— START OF Extracted material —
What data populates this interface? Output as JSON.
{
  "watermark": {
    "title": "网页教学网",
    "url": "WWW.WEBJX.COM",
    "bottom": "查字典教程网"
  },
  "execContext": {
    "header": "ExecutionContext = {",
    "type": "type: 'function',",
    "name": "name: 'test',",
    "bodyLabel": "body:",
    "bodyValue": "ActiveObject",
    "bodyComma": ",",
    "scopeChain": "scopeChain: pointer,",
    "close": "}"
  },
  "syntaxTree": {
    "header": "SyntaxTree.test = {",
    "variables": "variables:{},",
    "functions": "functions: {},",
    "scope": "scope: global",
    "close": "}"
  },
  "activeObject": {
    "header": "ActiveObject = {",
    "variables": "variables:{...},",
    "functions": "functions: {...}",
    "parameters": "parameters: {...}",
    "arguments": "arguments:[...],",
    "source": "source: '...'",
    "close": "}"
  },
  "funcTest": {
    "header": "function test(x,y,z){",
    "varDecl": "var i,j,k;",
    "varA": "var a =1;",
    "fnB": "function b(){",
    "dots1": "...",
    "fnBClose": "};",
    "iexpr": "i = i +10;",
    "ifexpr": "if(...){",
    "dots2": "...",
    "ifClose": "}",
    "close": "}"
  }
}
— END OF Extracted material —
● Objective
Write all of the records out again exactly.

● Task solution
What data populates this interface? Output as JSON.
{
  "watermark": {
    "title": "网页教学网",
    "url": "WWW.WEBJX.COM",
    "bottom": "查字典教程网"
  },
  "execContext": {
    "header": "ExecutionContext = {",
    "type": "type: 'function',",
    "name": "name: 'test',",
    "bodyLabel": "body:",
    "bodyValue": "ActiveObject",
    "bodyComma": ",",
    "scopeChain": "scopeChain: pointer,",
    "close": "}"
  },
  "syntaxTree": {
    "header": "SyntaxTree.test = {",
    "variables": "variables:{},",
    "functions": "functions: {},",
    "scope": "scope: global",
    "close": "}"
  },
  "activeObject": {
    "header": "ActiveObject = {",
    "variables": "variables:{...},",
    "functions": "functions: {...}",
    "parameters": "parameters: {...}",
    "arguments": "arguments:[...],",
    "source": "source: '...'",
    "close": "}"
  },
  "funcTest": {
    "header": "function test(x,y,z){",
    "varDecl": "var i,j,k;",
    "varA": "var a =1;",
    "fnB": "function b(){",
    "dots1": "...",
    "fnBClose": "};",
    "iexpr": "i = i +10;",
    "ifexpr": "if(...){",
    "dots2": "...",
    "ifClose": "}",
    "close": "}"
  }
}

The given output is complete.